***** STORED RECORDS *****

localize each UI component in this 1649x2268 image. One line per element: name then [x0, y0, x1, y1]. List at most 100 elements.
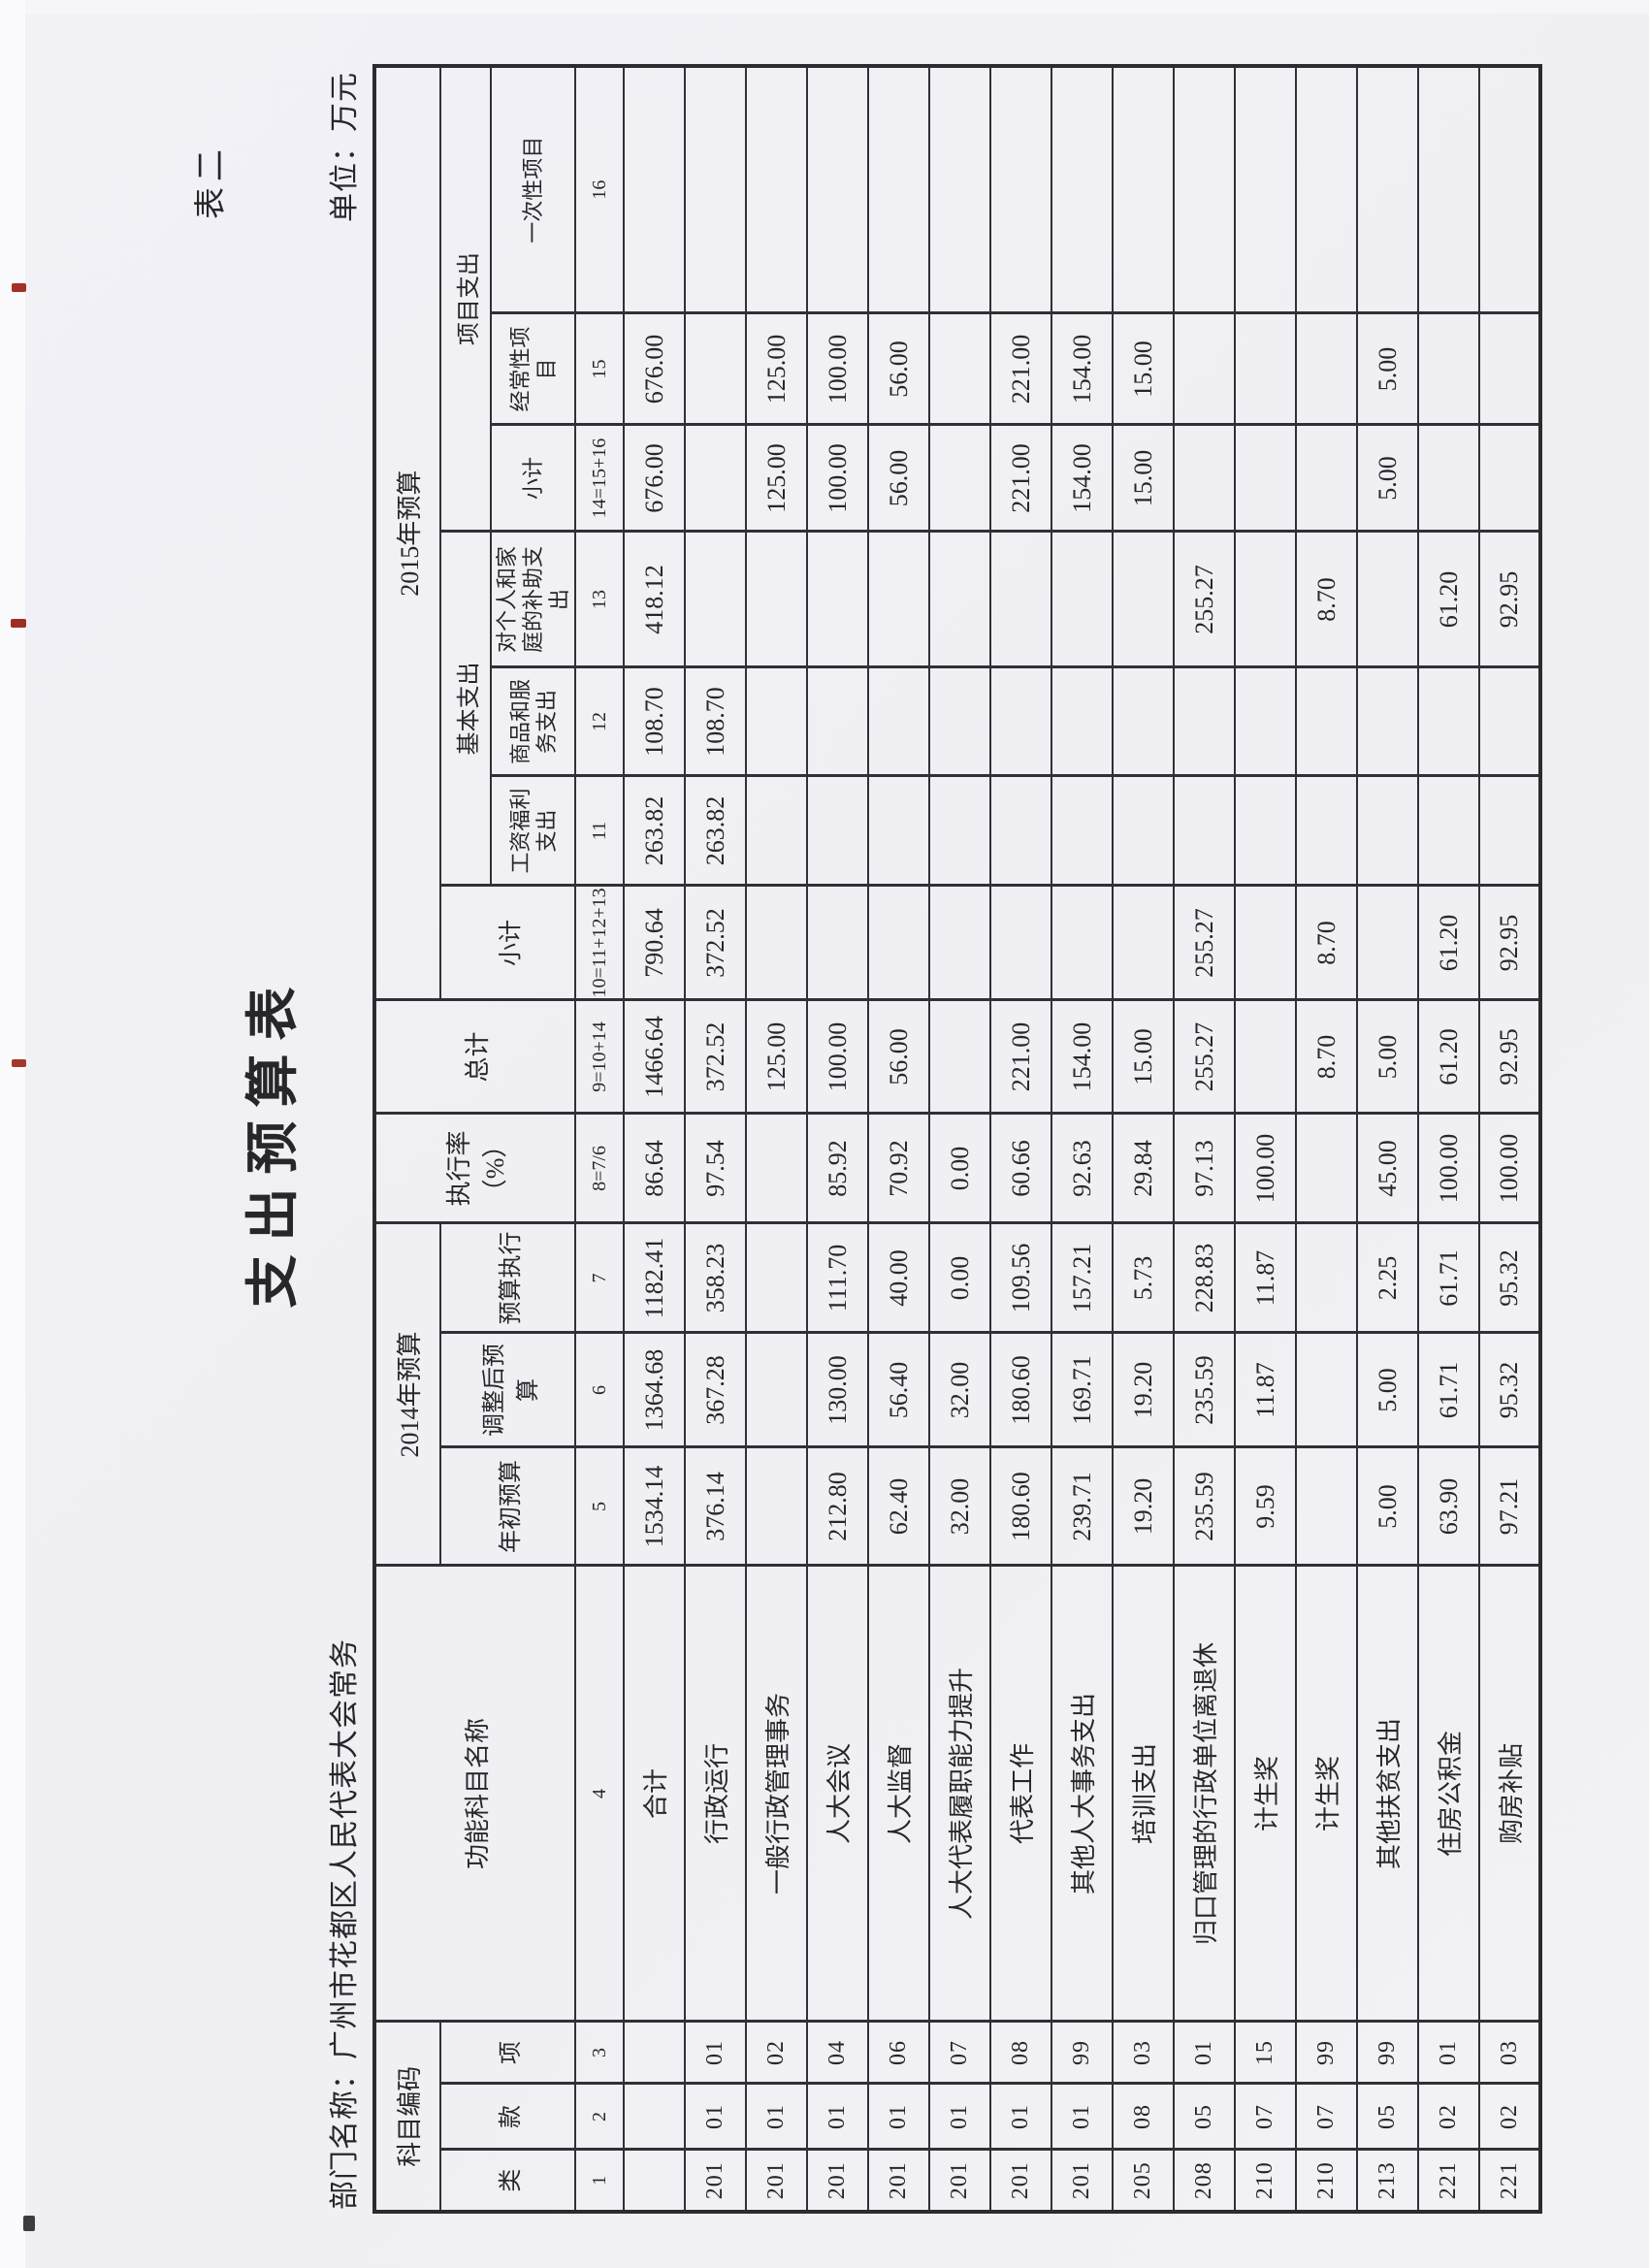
column-number-1: 1	[575, 2150, 624, 2212]
project-subtotal: 100.00	[807, 424, 868, 532]
subtotal-2015	[807, 885, 868, 1000]
personal-family-subsidy	[1051, 531, 1113, 667]
header-subject-code: 科目编码	[374, 2021, 440, 2212]
subtotal-2015: 255.27	[1174, 885, 1235, 1000]
column-number-13: 13	[575, 531, 624, 667]
function-name: 住房公积金	[1418, 1565, 1479, 2022]
onetime-project	[746, 65, 807, 313]
table-row: 201 01 06 人大监督 62.40 56.40 40.00 70.92 56.00 56.0…	[868, 65, 929, 2212]
project-subtotal	[1174, 424, 1235, 532]
header-personal-family-subsidy: 对个人和家庭的补助支出	[491, 531, 575, 667]
function-name: 归口管理的行政单位离退休	[1174, 1565, 1235, 2022]
personal-family-subsidy	[990, 531, 1051, 667]
recurrent-project: 676.00	[624, 312, 685, 425]
recurrent-project: 56.00	[868, 312, 929, 425]
function-name: 计生奖	[1296, 1565, 1357, 2022]
column-number-14: 14=15+16	[575, 424, 624, 532]
adjusted-budget: 19.20	[1113, 1332, 1174, 1447]
table-row: 201 01 02 一般行政管理事务 125.00 125.00 125.00	[746, 65, 807, 2212]
onetime-project	[1418, 65, 1479, 313]
grand-total: 255.27	[1174, 999, 1235, 1114]
column-number-9: 9=10+14	[575, 999, 624, 1114]
header-class: 类	[440, 2150, 575, 2212]
grand-total: 8.70	[1296, 999, 1357, 1114]
project-subtotal: 221.00	[990, 424, 1051, 532]
budget-executed: 40.00	[868, 1222, 929, 1333]
header-project-expenditure: 项目支出	[440, 65, 491, 532]
code-class: 201	[807, 2150, 868, 2212]
subtotal-2015: 61.20	[1418, 885, 1479, 1000]
wage-welfare	[1051, 775, 1113, 886]
initial-budget	[1296, 1446, 1357, 1566]
code-item: 08	[990, 2021, 1051, 2084]
header-wage-welfare: 工资福利支出	[491, 775, 575, 886]
recurrent-project: 154.00	[1051, 312, 1113, 425]
table-row: 201 01 07 人大代表履职能力提升 32.00 32.00 0.00 0.00	[929, 65, 990, 2212]
table-row: 201 01 01 行政运行 376.14 367.28 358.23 97.54 372.52…	[685, 65, 746, 2212]
subtotal-2015	[1357, 885, 1418, 1000]
onetime-project	[624, 65, 685, 313]
goods-services: 108.70	[685, 666, 746, 776]
column-number-16: 16	[575, 65, 624, 313]
onetime-project	[929, 65, 990, 313]
function-name: 计生奖	[1235, 1565, 1296, 2022]
wage-welfare	[929, 775, 990, 886]
goods-services	[1235, 666, 1296, 776]
budget-executed: 109.56	[990, 1222, 1051, 1333]
header-onetime-project: 一次性项目	[491, 65, 575, 313]
initial-budget: 97.21	[1479, 1446, 1540, 1566]
adjusted-budget: 130.00	[807, 1332, 868, 1447]
table-row: 205 08 03 培训支出 19.20 19.20 5.73 29.84 15.00 15.00…	[1113, 65, 1174, 2212]
personal-family-subsidy: 255.27	[1174, 531, 1235, 667]
wage-welfare	[1113, 775, 1174, 886]
goods-services	[1174, 666, 1235, 776]
subtotal-2015: 92.95	[1479, 885, 1540, 1000]
subtotal-2015	[929, 885, 990, 1000]
code-section: 01	[1051, 2084, 1113, 2150]
grand-total: 61.20	[1418, 999, 1479, 1114]
execution-rate: 97.13	[1174, 1113, 1235, 1223]
execution-rate: 100.00	[1479, 1113, 1540, 1223]
recurrent-project: 15.00	[1113, 312, 1174, 425]
table-row: 201 01 99 其他人大事务支出 239.71 169.71 157.21 92.63 15…	[1051, 65, 1113, 2212]
header-project-subtotal: 小计	[491, 424, 575, 532]
execution-rate: 29.84	[1113, 1113, 1174, 1223]
code-class: 201	[929, 2150, 990, 2212]
project-subtotal	[1296, 424, 1357, 532]
goods-services	[1357, 666, 1418, 776]
initial-budget: 5.00	[1357, 1446, 1418, 1566]
column-number-11: 11	[575, 775, 624, 886]
grand-total	[1235, 999, 1296, 1114]
function-name: 其他人大事务支出	[1051, 1565, 1113, 2022]
execution-rate: 92.63	[1051, 1113, 1113, 1223]
personal-family-subsidy: 418.12	[624, 531, 685, 667]
personal-family-subsidy	[868, 531, 929, 667]
initial-budget: 180.60	[990, 1446, 1051, 1566]
column-number-15: 15	[575, 312, 624, 425]
project-subtotal: 56.00	[868, 424, 929, 532]
personal-family-subsidy	[1113, 531, 1174, 667]
function-name: 人大代表履职能力提升	[929, 1565, 990, 2022]
code-section: 02	[1479, 2084, 1540, 2150]
code-section: 07	[1235, 2084, 1296, 2150]
code-section: 01	[807, 2084, 868, 2150]
table-row: 213 05 99 其他扶贫支出 5.00 5.00 2.25 45.00 5.00 5.00 5.…	[1357, 65, 1418, 2212]
project-subtotal	[1235, 424, 1296, 532]
code-section: 05	[1174, 2084, 1235, 2150]
code-class: 201	[746, 2150, 807, 2212]
budget-executed: 111.70	[807, 1222, 868, 1333]
wage-welfare	[807, 775, 868, 886]
subtotal-2015	[990, 885, 1051, 1000]
function-name: 一般行政管理事务	[746, 1565, 807, 2022]
code-section: 07	[1296, 2084, 1357, 2150]
adjusted-budget: 95.32	[1479, 1332, 1540, 1447]
execution-rate: 45.00	[1357, 1113, 1418, 1223]
code-item	[624, 2021, 685, 2084]
recurrent-project: 5.00	[1357, 312, 1418, 425]
goods-services	[868, 666, 929, 776]
header-goods-services: 商品和服务支出	[491, 666, 575, 776]
scan-artifact-dark-speck	[23, 2216, 35, 2231]
budget-executed: 5.73	[1113, 1222, 1174, 1333]
code-item: 99	[1051, 2021, 1113, 2084]
code-item: 99	[1296, 2021, 1357, 2084]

*****

▶ WHAT IS BEING ASKED: Retype the lines of the records without any changes, starting with the line that contains "2150, 624, 2212]" and ending after the line that contains "65, 807, 313]".

▶ RESULT:
column-number-1: 1	[575, 2150, 624, 2212]
project-subtotal: 100.00	[807, 424, 868, 532]
subtotal-2015	[807, 885, 868, 1000]
personal-family-subsidy	[1051, 531, 1113, 667]
header-subject-code: 科目编码	[374, 2021, 440, 2212]
subtotal-2015: 255.27	[1174, 885, 1235, 1000]
column-number-13: 13	[575, 531, 624, 667]
function-name: 住房公积金	[1418, 1565, 1479, 2022]
onetime-project	[746, 65, 807, 313]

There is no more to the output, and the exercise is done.